▶ WORK INSTRUCTIONS: Return every one of the entries below word for word, but leave the pictures out.

▶ ITEMS:
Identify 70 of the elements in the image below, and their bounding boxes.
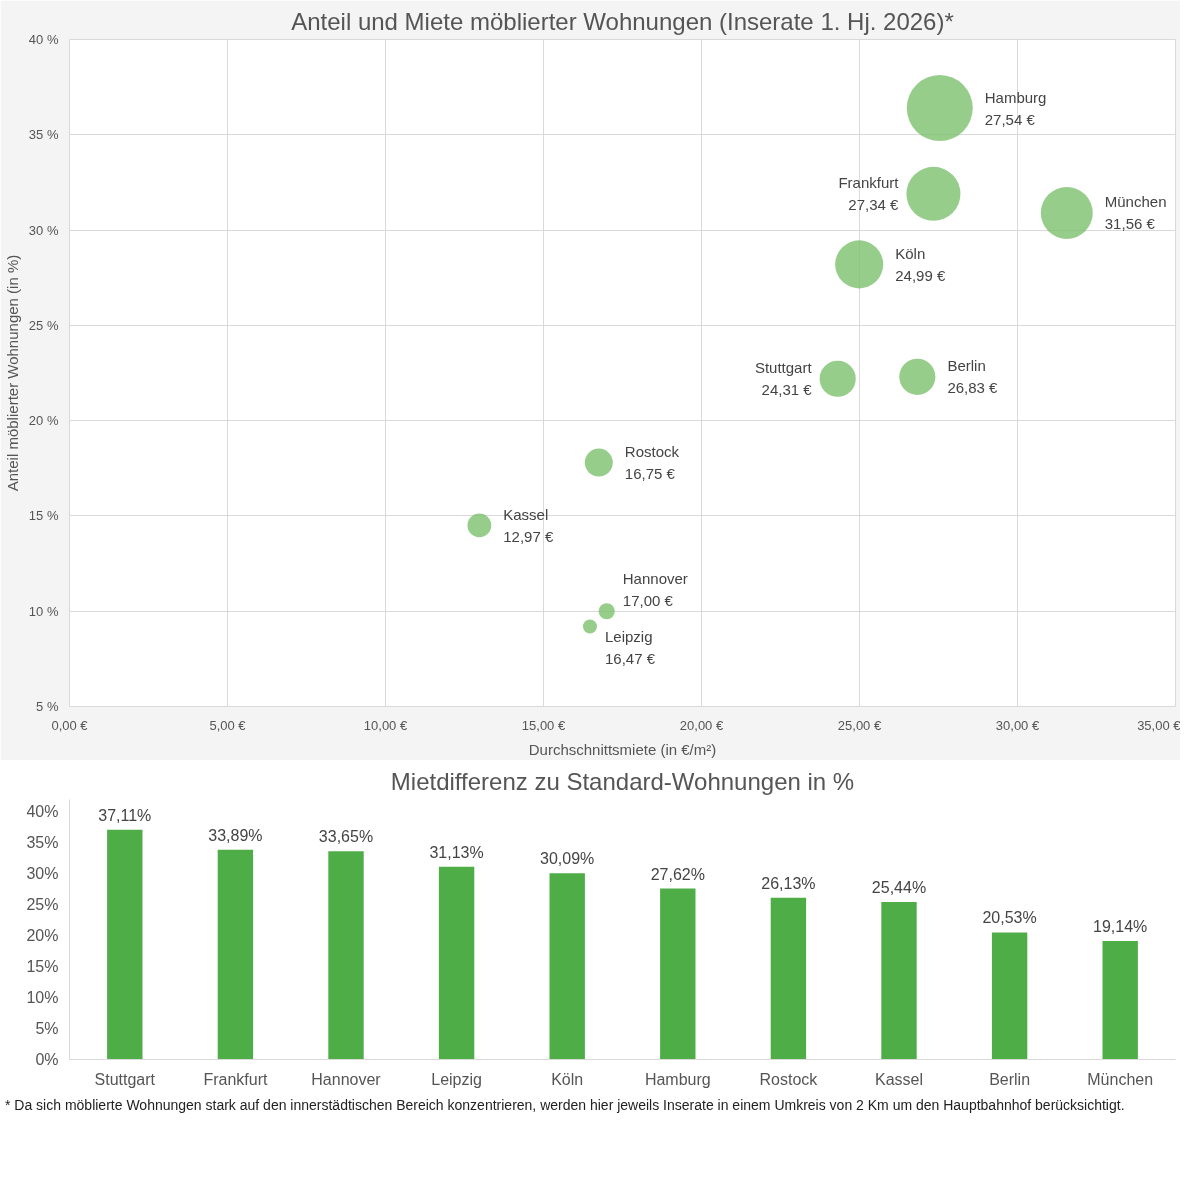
bar [1102,941,1138,1060]
data-label: 31,13% [429,843,484,861]
x-tick-label: Rostock [759,1070,819,1088]
bar [770,897,807,1060]
data-label: 20,53% [982,909,1037,927]
x-tick-label: Frankfurt [203,1070,268,1088]
annotation: Köln 24,99 € [895,244,946,284]
data-label: 37,11% [98,806,152,824]
y-tick-label: 20 % [28,413,59,429]
data-label: 33,89% [208,826,263,844]
chart-title: Anteil und Miete möblierter Wohnungen (Inserate 1. Hj. 2026)* [291,7,954,35]
bar [881,902,917,1060]
bar [991,932,1028,1060]
y-tick-label: 5 % [36,699,59,714]
x-tick-label: Hamburg [644,1070,711,1088]
bar [107,829,143,1060]
y-tick-label: 5% [35,1020,59,1038]
x-tick-label: Hannover [311,1070,382,1088]
x-axis-title: Durchschnittsmiete (in €/m²) [528,740,717,758]
x-tick-label: 30,00 € [995,717,1040,733]
y-tick-label: 40% [26,803,59,821]
annotation: Leipzig 16,47 € [604,627,656,668]
y-tick-label: 30% [26,865,59,883]
annotation: München 31,56 € [1104,193,1167,233]
y-tick-label: 10% [26,989,59,1007]
y-tick-label: 0% [35,1051,59,1068]
data-label: 30,09% [540,850,595,868]
y-tick-label: 35 % [28,127,59,143]
data-label: 25,44% [871,879,927,897]
y-tick-label: 10 % [28,603,59,619]
data-label: 26,13% [761,874,816,892]
x-tick-label: Leipzig [431,1070,482,1088]
data-label: 33,65% [318,828,374,846]
y-tick-label: 15 % [28,508,59,524]
chart-title: Mietdifferenz zu Standard-Wohnungen in % [390,767,855,795]
bar [217,849,254,1060]
bar [660,888,696,1060]
x-tick-label: 10,00 € [363,717,408,733]
x-tick-label: 25,00 € [837,717,882,733]
y-tick-label: 30 % [28,222,59,238]
x-tick-label: München [1087,1070,1154,1088]
y-tick-label: 25% [26,896,59,914]
annotation: Stuttgart 24,31 € [754,359,813,399]
annotation: Hamburg 27,54 € [984,88,1047,128]
x-tick-label: Kassel [874,1070,924,1088]
y-tick-label: 20% [26,927,59,945]
annotation: Frankfurt 27,34 € [838,174,900,214]
annotation: Hannover 17,00 € [622,569,688,609]
annotation: Berlin 26,83 € [947,357,999,397]
y-tick-label: 25 % [28,317,59,333]
data-label: 19,14% [1093,918,1148,936]
text: * Da sich möblierte Wohnungen stark auf den innerstädtischen Bereich konzentrieren, werden hier jeweils Inserate in einem Umkreis von 2 Km um den Hauptbahnhof berücksichtigt. [5,1096,1125,1115]
x-tick-label: 20,00 € [679,717,724,733]
bar [328,851,364,1060]
bar [438,866,475,1060]
y-tick-label: 35% [26,834,59,852]
x-tick-label: 15,00 € [521,717,566,733]
y-tick-label: 40 % [28,32,59,47]
x-tick-label: Berlin [989,1070,1031,1088]
x-tick-label: Köln [551,1070,584,1088]
annotation: Kassel 12,97 € [503,505,554,546]
bar [549,873,585,1060]
x-tick-label: 35,00 € [1137,717,1182,733]
annotation: Rostock 16,75 € [624,443,680,483]
y-axis-title: Anteil möblierter Wohnungen (in %) [3,254,21,492]
data-label: 27,62% [650,865,705,883]
x-tick-label: Stuttgart [94,1070,156,1088]
x-tick-label: 5,00 € [209,717,247,733]
y-tick-label: 15% [26,958,59,976]
x-tick-label: 0,00 € [51,717,89,733]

▶ ANSWER TO THE EXERCISE:
Identify 70 of the elements in the image below, and their bounding boxes.
bar [1102,941,1138,1060]
data-label: 31,13% [429,843,484,861]
x-tick-label: Rostock [759,1070,819,1088]
bar [770,897,807,1060]
data-label: 20,53% [982,909,1037,927]
x-tick-label: Frankfurt [203,1070,268,1088]
annotation: Köln 24,99 € [895,244,946,284]
data-label: 37,11% [98,806,152,824]
y-tick-label: 20 % [28,413,59,429]
data-label: 33,89% [208,826,263,844]
chart-title: Anteil und Miete möblierter Wohnungen (Inserate 1. Hj. 2026)* [291,7,954,35]
bar [881,902,917,1060]
bar [991,932,1028,1060]
y-tick-label: 5 % [36,699,59,714]
x-tick-label: Hamburg [644,1070,711,1088]
bar [107,829,143,1060]
y-tick-label: 5% [35,1020,59,1038]
x-tick-label: Hannover [311,1070,382,1088]
x-axis-title: Durchschnittsmiete (in €/m²) [528,740,717,758]
x-tick-label: 30,00 € [995,717,1040,733]
y-tick-label: 40% [26,803,59,821]
annotation: Leipzig 16,47 € [604,627,656,668]
y-tick-label: 30% [26,865,59,883]
annotation: München 31,56 € [1104,193,1167,233]
y-tick-label: 10% [26,989,59,1007]
y-tick-label: 0% [35,1051,59,1068]
data-label: 30,09% [540,850,595,868]
y-tick-label: 35 % [28,127,59,143]
data-label: 25,44% [871,879,927,897]
y-tick-label: 10 % [28,603,59,619]
data-label: 26,13% [761,874,816,892]
x-tick-label: Leipzig [431,1070,482,1088]
data-label: 33,65% [318,828,374,846]
y-tick-label: 15 % [28,508,59,524]
chart-title: Mietdifferenz zu Standard-Wohnungen in % [390,767,855,795]
bar [217,849,254,1060]
bar [660,888,696,1060]
x-tick-label: 10,00 € [363,717,408,733]
x-tick-label: 25,00 € [837,717,882,733]
y-tick-label: 30 % [28,222,59,238]
x-tick-label: München [1087,1070,1154,1088]
y-tick-label: 25% [26,896,59,914]
annotation: Stuttgart 24,31 € [754,359,813,399]
annotation: Hamburg 27,54 € [984,88,1047,128]
x-tick-label: Kassel [874,1070,924,1088]
y-tick-label: 20% [26,927,59,945]
annotation: Frankfurt 27,34 € [838,174,900,214]
annotation: Hannover 17,00 € [622,569,688,609]
annotation: Berlin 26,83 € [947,357,999,397]
y-tick-label: 25 % [28,317,59,333]
data-label: 19,14% [1093,918,1148,936]
text: * Da sich möblierte Wohnungen stark auf den innerstädtischen Bereich konzentrieren, werden hier jeweils Inserate in einem Umkreis von 2 Km um den Hauptbahnhof berücksichtigt. [5,1096,1125,1115]
x-tick-label: 20,00 € [679,717,724,733]
bar [328,851,364,1060]
bar [438,866,475,1060]
y-tick-label: 35% [26,834,59,852]
x-tick-label: 15,00 € [521,717,566,733]
y-tick-label: 40 % [28,32,59,47]
x-tick-label: Berlin [989,1070,1031,1088]
x-tick-label: Köln [551,1070,584,1088]
annotation: Kassel 12,97 € [503,505,554,546]
bar [549,873,585,1060]
x-tick-label: 35,00 € [1137,717,1182,733]
annotation: Rostock 16,75 € [624,443,680,483]
y-axis-title: Anteil möblierter Wohnungen (in %) [3,254,21,492]
data-label: 27,62% [650,865,705,883]
x-tick-label: Stuttgart [94,1070,156,1088]
x-tick-label: 5,00 € [209,717,247,733]
y-tick-label: 15% [26,958,59,976]
x-tick-label: 0,00 € [51,717,89,733]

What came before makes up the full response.